Dataset records:
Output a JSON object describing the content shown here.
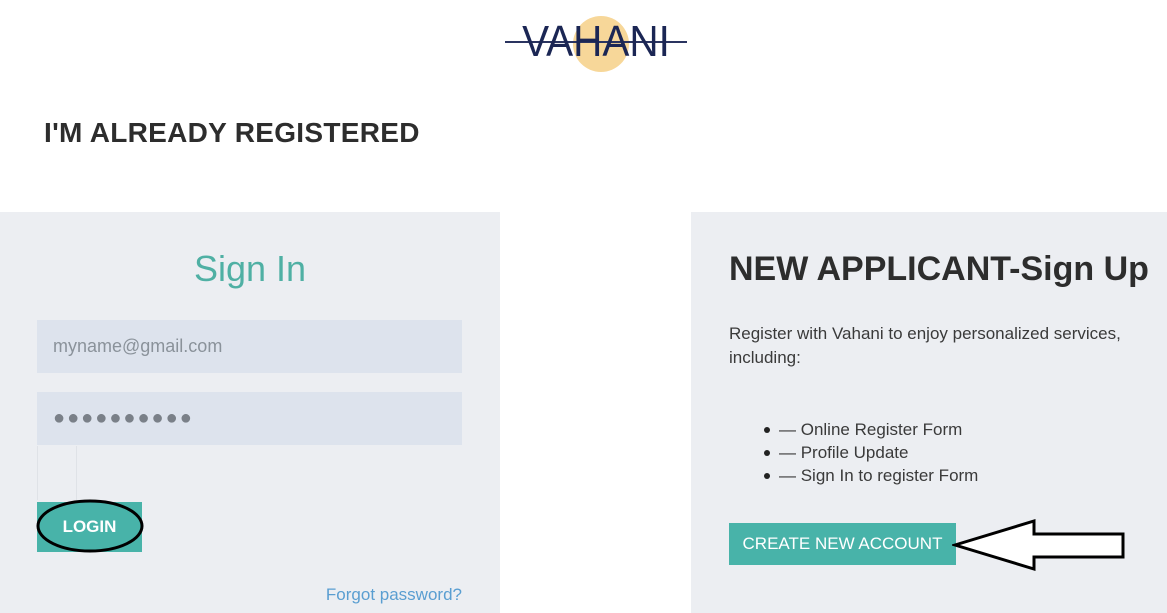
{
  "brand": {
    "logo_text": "VAHANI",
    "sun_color": "#f7d799",
    "text_color": "#1b2654"
  },
  "header": {
    "title": "I'M ALREADY REGISTERED"
  },
  "signin": {
    "title": "Sign In",
    "email_placeholder": "myname@gmail.com",
    "password_value": "●●●●●●●●●●",
    "login_label": "LOGIN",
    "forgot_label": "Forgot password?"
  },
  "signup": {
    "title": "NEW APPLICANT-Sign Up",
    "description": "Register with Vahani to enjoy personalized services, including:",
    "benefits": [
      "— Online Register Form",
      "— Profile Update",
      "— Sign In to register Form"
    ],
    "create_label": "CREATE NEW ACCOUNT"
  },
  "colors": {
    "accent": "#48b3a9",
    "title_teal": "#4fb0a4",
    "panel_bg": "#eceef2",
    "field_bg": "#dde3ed",
    "link": "#5a9ed1"
  },
  "annotations": {
    "login_circle": "ellipse",
    "create_arrow": "arrow-left"
  }
}
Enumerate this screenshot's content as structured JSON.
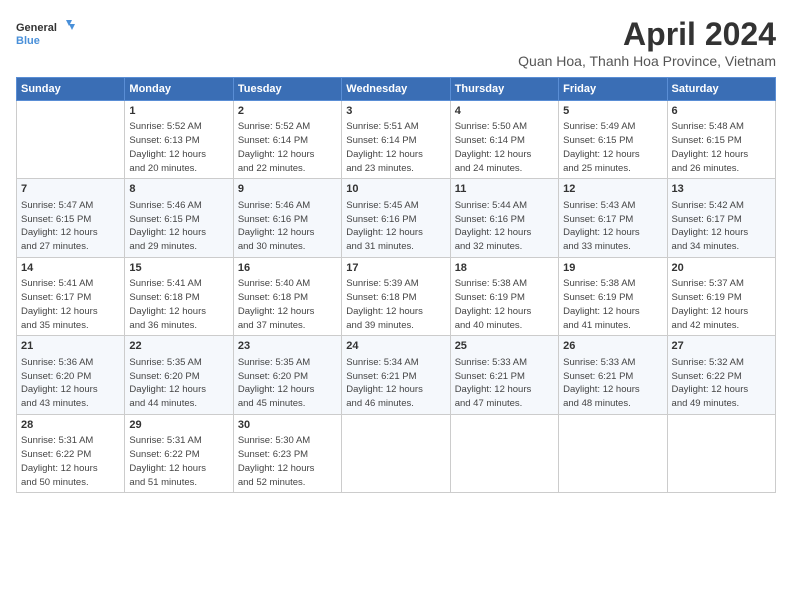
{
  "header": {
    "logo_line1": "General",
    "logo_line2": "Blue",
    "title": "April 2024",
    "subtitle": "Quan Hoa, Thanh Hoa Province, Vietnam"
  },
  "columns": [
    "Sunday",
    "Monday",
    "Tuesday",
    "Wednesday",
    "Thursday",
    "Friday",
    "Saturday"
  ],
  "weeks": [
    [
      {
        "num": "",
        "info": ""
      },
      {
        "num": "1",
        "info": "Sunrise: 5:52 AM\nSunset: 6:13 PM\nDaylight: 12 hours\nand 20 minutes."
      },
      {
        "num": "2",
        "info": "Sunrise: 5:52 AM\nSunset: 6:14 PM\nDaylight: 12 hours\nand 22 minutes."
      },
      {
        "num": "3",
        "info": "Sunrise: 5:51 AM\nSunset: 6:14 PM\nDaylight: 12 hours\nand 23 minutes."
      },
      {
        "num": "4",
        "info": "Sunrise: 5:50 AM\nSunset: 6:14 PM\nDaylight: 12 hours\nand 24 minutes."
      },
      {
        "num": "5",
        "info": "Sunrise: 5:49 AM\nSunset: 6:15 PM\nDaylight: 12 hours\nand 25 minutes."
      },
      {
        "num": "6",
        "info": "Sunrise: 5:48 AM\nSunset: 6:15 PM\nDaylight: 12 hours\nand 26 minutes."
      }
    ],
    [
      {
        "num": "7",
        "info": "Sunrise: 5:47 AM\nSunset: 6:15 PM\nDaylight: 12 hours\nand 27 minutes."
      },
      {
        "num": "8",
        "info": "Sunrise: 5:46 AM\nSunset: 6:15 PM\nDaylight: 12 hours\nand 29 minutes."
      },
      {
        "num": "9",
        "info": "Sunrise: 5:46 AM\nSunset: 6:16 PM\nDaylight: 12 hours\nand 30 minutes."
      },
      {
        "num": "10",
        "info": "Sunrise: 5:45 AM\nSunset: 6:16 PM\nDaylight: 12 hours\nand 31 minutes."
      },
      {
        "num": "11",
        "info": "Sunrise: 5:44 AM\nSunset: 6:16 PM\nDaylight: 12 hours\nand 32 minutes."
      },
      {
        "num": "12",
        "info": "Sunrise: 5:43 AM\nSunset: 6:17 PM\nDaylight: 12 hours\nand 33 minutes."
      },
      {
        "num": "13",
        "info": "Sunrise: 5:42 AM\nSunset: 6:17 PM\nDaylight: 12 hours\nand 34 minutes."
      }
    ],
    [
      {
        "num": "14",
        "info": "Sunrise: 5:41 AM\nSunset: 6:17 PM\nDaylight: 12 hours\nand 35 minutes."
      },
      {
        "num": "15",
        "info": "Sunrise: 5:41 AM\nSunset: 6:18 PM\nDaylight: 12 hours\nand 36 minutes."
      },
      {
        "num": "16",
        "info": "Sunrise: 5:40 AM\nSunset: 6:18 PM\nDaylight: 12 hours\nand 37 minutes."
      },
      {
        "num": "17",
        "info": "Sunrise: 5:39 AM\nSunset: 6:18 PM\nDaylight: 12 hours\nand 39 minutes."
      },
      {
        "num": "18",
        "info": "Sunrise: 5:38 AM\nSunset: 6:19 PM\nDaylight: 12 hours\nand 40 minutes."
      },
      {
        "num": "19",
        "info": "Sunrise: 5:38 AM\nSunset: 6:19 PM\nDaylight: 12 hours\nand 41 minutes."
      },
      {
        "num": "20",
        "info": "Sunrise: 5:37 AM\nSunset: 6:19 PM\nDaylight: 12 hours\nand 42 minutes."
      }
    ],
    [
      {
        "num": "21",
        "info": "Sunrise: 5:36 AM\nSunset: 6:20 PM\nDaylight: 12 hours\nand 43 minutes."
      },
      {
        "num": "22",
        "info": "Sunrise: 5:35 AM\nSunset: 6:20 PM\nDaylight: 12 hours\nand 44 minutes."
      },
      {
        "num": "23",
        "info": "Sunrise: 5:35 AM\nSunset: 6:20 PM\nDaylight: 12 hours\nand 45 minutes."
      },
      {
        "num": "24",
        "info": "Sunrise: 5:34 AM\nSunset: 6:21 PM\nDaylight: 12 hours\nand 46 minutes."
      },
      {
        "num": "25",
        "info": "Sunrise: 5:33 AM\nSunset: 6:21 PM\nDaylight: 12 hours\nand 47 minutes."
      },
      {
        "num": "26",
        "info": "Sunrise: 5:33 AM\nSunset: 6:21 PM\nDaylight: 12 hours\nand 48 minutes."
      },
      {
        "num": "27",
        "info": "Sunrise: 5:32 AM\nSunset: 6:22 PM\nDaylight: 12 hours\nand 49 minutes."
      }
    ],
    [
      {
        "num": "28",
        "info": "Sunrise: 5:31 AM\nSunset: 6:22 PM\nDaylight: 12 hours\nand 50 minutes."
      },
      {
        "num": "29",
        "info": "Sunrise: 5:31 AM\nSunset: 6:22 PM\nDaylight: 12 hours\nand 51 minutes."
      },
      {
        "num": "30",
        "info": "Sunrise: 5:30 AM\nSunset: 6:23 PM\nDaylight: 12 hours\nand 52 minutes."
      },
      {
        "num": "",
        "info": ""
      },
      {
        "num": "",
        "info": ""
      },
      {
        "num": "",
        "info": ""
      },
      {
        "num": "",
        "info": ""
      }
    ]
  ]
}
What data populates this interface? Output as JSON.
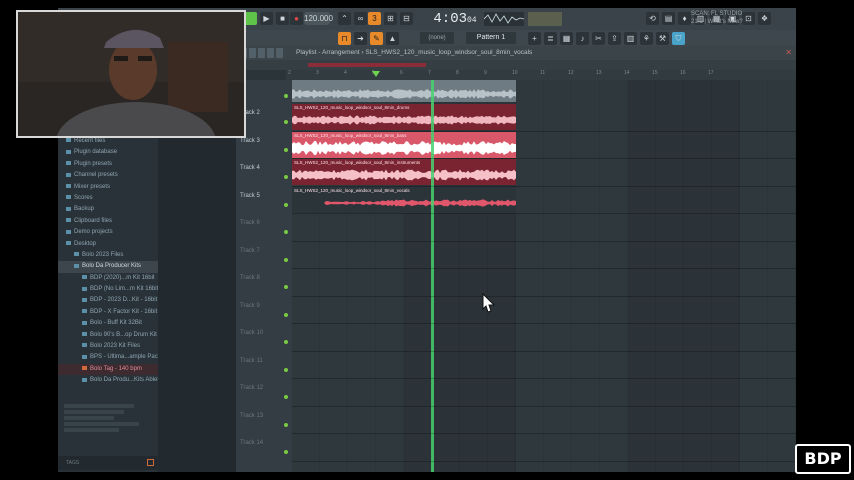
{
  "toolbar": {
    "tempo": "120.000",
    "time_main": "4:03",
    "time_sub": "04",
    "news": "SCAN: FL STUDIO 21.1 | What's New?"
  },
  "toolbar2": {
    "snap": "(none)",
    "pattern": "Pattern 1"
  },
  "browser": {
    "items": [
      {
        "label": "Recent files",
        "state": "normal"
      },
      {
        "label": "Plugin database",
        "state": "normal"
      },
      {
        "label": "Plugin presets",
        "state": "normal"
      },
      {
        "label": "Channel presets",
        "state": "normal"
      },
      {
        "label": "Mixer presets",
        "state": "normal"
      },
      {
        "label": "Scores",
        "state": "normal"
      },
      {
        "label": "Backup",
        "state": "normal"
      },
      {
        "label": "Clipboard files",
        "state": "normal"
      },
      {
        "label": "Demo projects",
        "state": "normal"
      },
      {
        "label": "Desktop",
        "state": "normal"
      },
      {
        "label": "Bolo 2023 Files",
        "state": "normal"
      },
      {
        "label": "Bolo Da Producer Kits",
        "state": "sel"
      },
      {
        "label": "BDP (2020)...m Kit 16bit",
        "state": "normal"
      },
      {
        "label": "BDP (No Lim...m Kit 16bit",
        "state": "normal"
      },
      {
        "label": "BDP - 2023 D...Kit - 16bit",
        "state": "normal"
      },
      {
        "label": "BDP - X Factor Kit - 16bit",
        "state": "normal"
      },
      {
        "label": "Bolo - Buff Kit 32Bit",
        "state": "normal"
      },
      {
        "label": "Bolo 90's B...op Drum Kit",
        "state": "normal"
      },
      {
        "label": "Bolo 2023 Kit Files",
        "state": "normal"
      },
      {
        "label": "BPS - Ultima...ample Pack",
        "state": "normal"
      },
      {
        "label": "Bolo Tag - 140 bpm",
        "state": "hl"
      },
      {
        "label": "Bolo Da Produ...Kits Ableton",
        "state": "normal"
      }
    ],
    "tags": "TAGS"
  },
  "playlist": {
    "title": "Playlist - Arrangement › SLS_HWS2_120_music_loop_windsor_soul_8min_vocals",
    "ruler_ticks": [
      "2",
      "3",
      "4",
      "5",
      "6",
      "7",
      "8",
      "9",
      "10",
      "11",
      "12",
      "13",
      "14",
      "15",
      "16",
      "17"
    ],
    "tracks": [
      "Track 2",
      "Track 3",
      "Track 4",
      "Track 5",
      "Track 6",
      "Track 7",
      "Track 8",
      "Track 9",
      "Track 10",
      "Track 11",
      "Track 12",
      "Track 13",
      "Track 14"
    ],
    "clips": [
      {
        "label": "",
        "color": "#6e7b83"
      },
      {
        "label": "SLS_HWS2_120_music_loop_windsor_soul_8min_drums",
        "color": "#7a2432"
      },
      {
        "label": "SLS_HWS2_120_music_loop_windsor_soul_8min_bass",
        "color": "#d8586a"
      },
      {
        "label": "SLS_HWS2_120_music_loop_windsor_soul_8min_instruments",
        "color": "#7a2432"
      },
      {
        "label": "SLS_HWS2_120_music_loop_windsor_soul_8min_vocals",
        "color": "#2b3439"
      }
    ]
  },
  "logo": "BDP"
}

Do this: In the lines above, find each one with "Plugin" and list it.

The output:
        "label": "Plugin database",
        "label": "Plugin presets",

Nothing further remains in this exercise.